WHAT TO DO. In the material below, find all lines with the string "slave" and copy them.

INPUT DATA.
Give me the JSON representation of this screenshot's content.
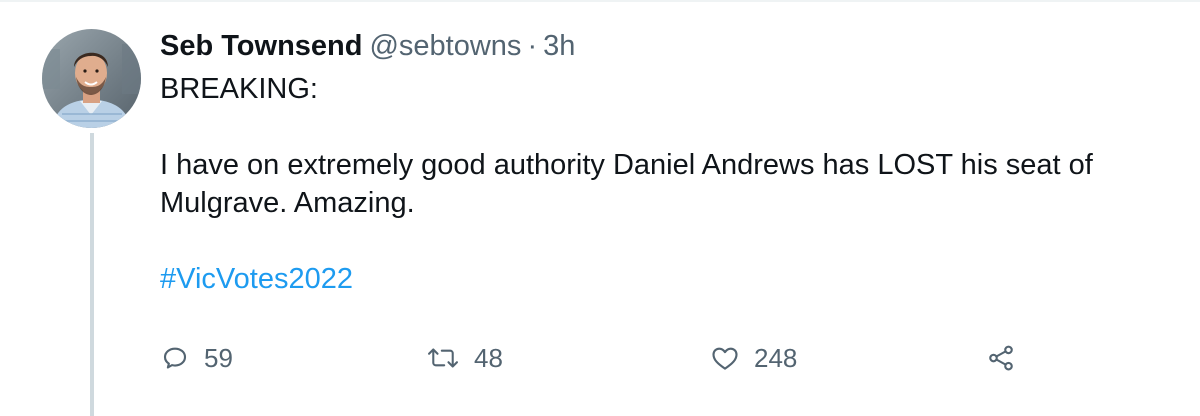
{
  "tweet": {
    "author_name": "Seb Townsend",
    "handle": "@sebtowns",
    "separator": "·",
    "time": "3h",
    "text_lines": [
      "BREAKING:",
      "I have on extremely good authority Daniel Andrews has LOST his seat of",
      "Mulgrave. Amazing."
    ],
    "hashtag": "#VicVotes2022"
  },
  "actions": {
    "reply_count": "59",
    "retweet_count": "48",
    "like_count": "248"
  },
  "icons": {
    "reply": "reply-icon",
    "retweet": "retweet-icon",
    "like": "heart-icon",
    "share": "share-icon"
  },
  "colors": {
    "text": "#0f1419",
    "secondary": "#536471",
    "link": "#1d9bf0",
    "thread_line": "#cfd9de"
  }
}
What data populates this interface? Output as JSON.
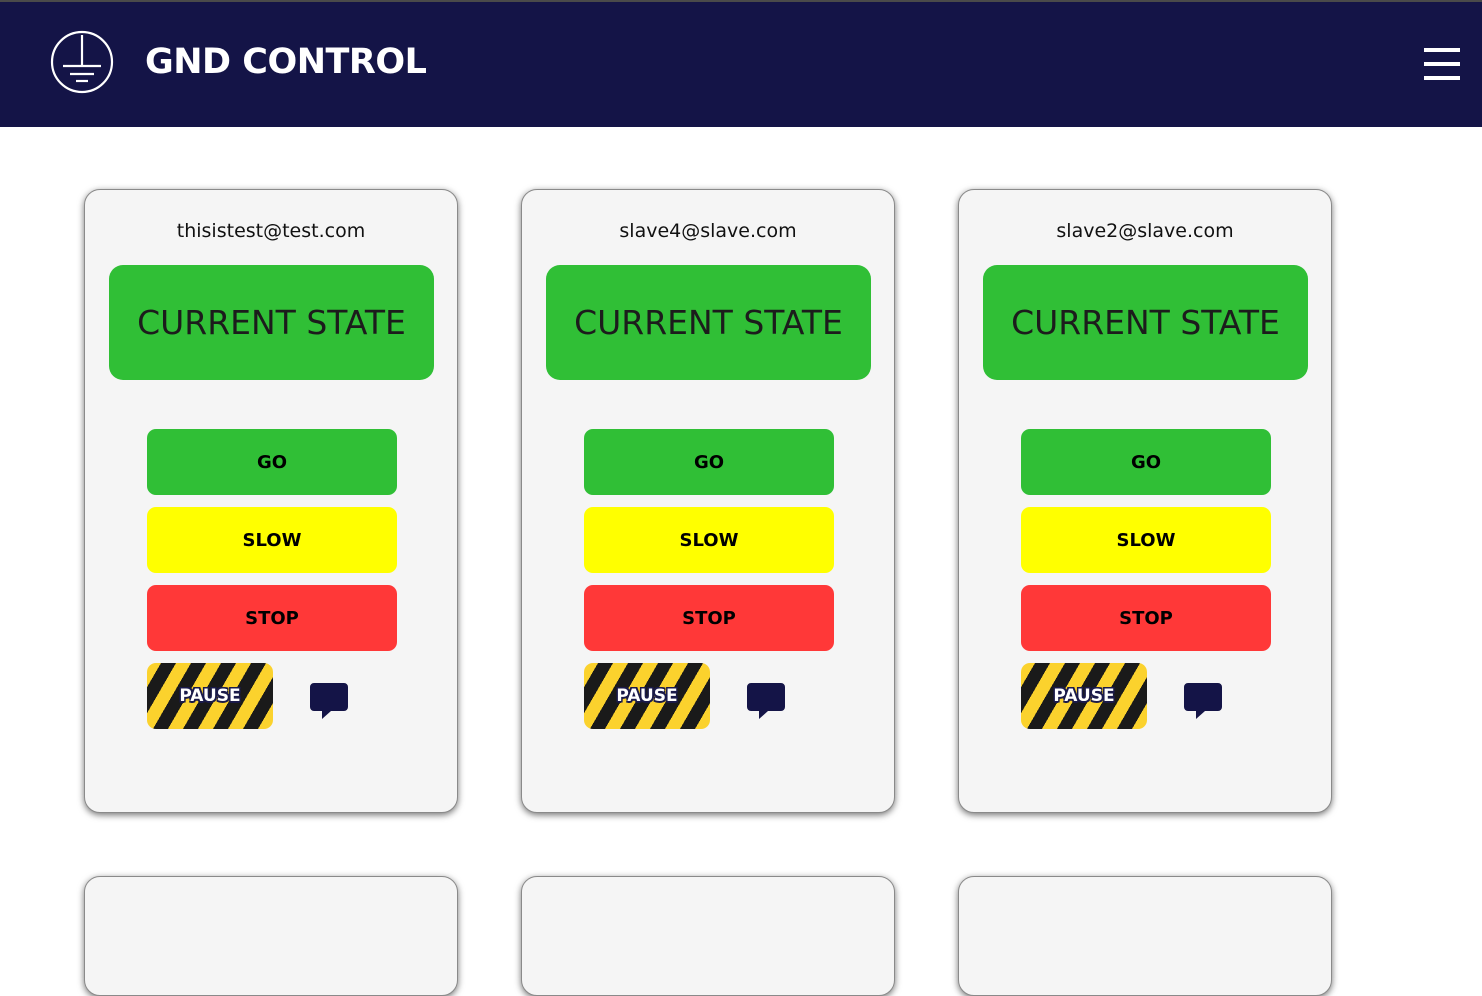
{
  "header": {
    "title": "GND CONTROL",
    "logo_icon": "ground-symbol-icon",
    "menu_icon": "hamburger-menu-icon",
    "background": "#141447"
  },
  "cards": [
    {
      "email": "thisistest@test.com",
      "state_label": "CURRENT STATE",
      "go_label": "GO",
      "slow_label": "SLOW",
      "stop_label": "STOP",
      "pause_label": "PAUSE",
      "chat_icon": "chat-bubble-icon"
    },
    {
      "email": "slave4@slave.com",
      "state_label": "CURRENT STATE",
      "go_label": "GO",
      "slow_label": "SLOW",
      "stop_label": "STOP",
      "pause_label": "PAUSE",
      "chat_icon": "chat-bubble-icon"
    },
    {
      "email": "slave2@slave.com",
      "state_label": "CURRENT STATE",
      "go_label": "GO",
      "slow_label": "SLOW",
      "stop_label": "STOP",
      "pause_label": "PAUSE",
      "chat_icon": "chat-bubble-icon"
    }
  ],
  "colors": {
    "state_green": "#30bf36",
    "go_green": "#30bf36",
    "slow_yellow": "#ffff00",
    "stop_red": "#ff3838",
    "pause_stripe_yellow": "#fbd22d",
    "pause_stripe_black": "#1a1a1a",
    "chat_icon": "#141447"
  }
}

OUTPUT BELOW.
      "email": "slave4@slave.com",
      "email": "slave2@slave.com",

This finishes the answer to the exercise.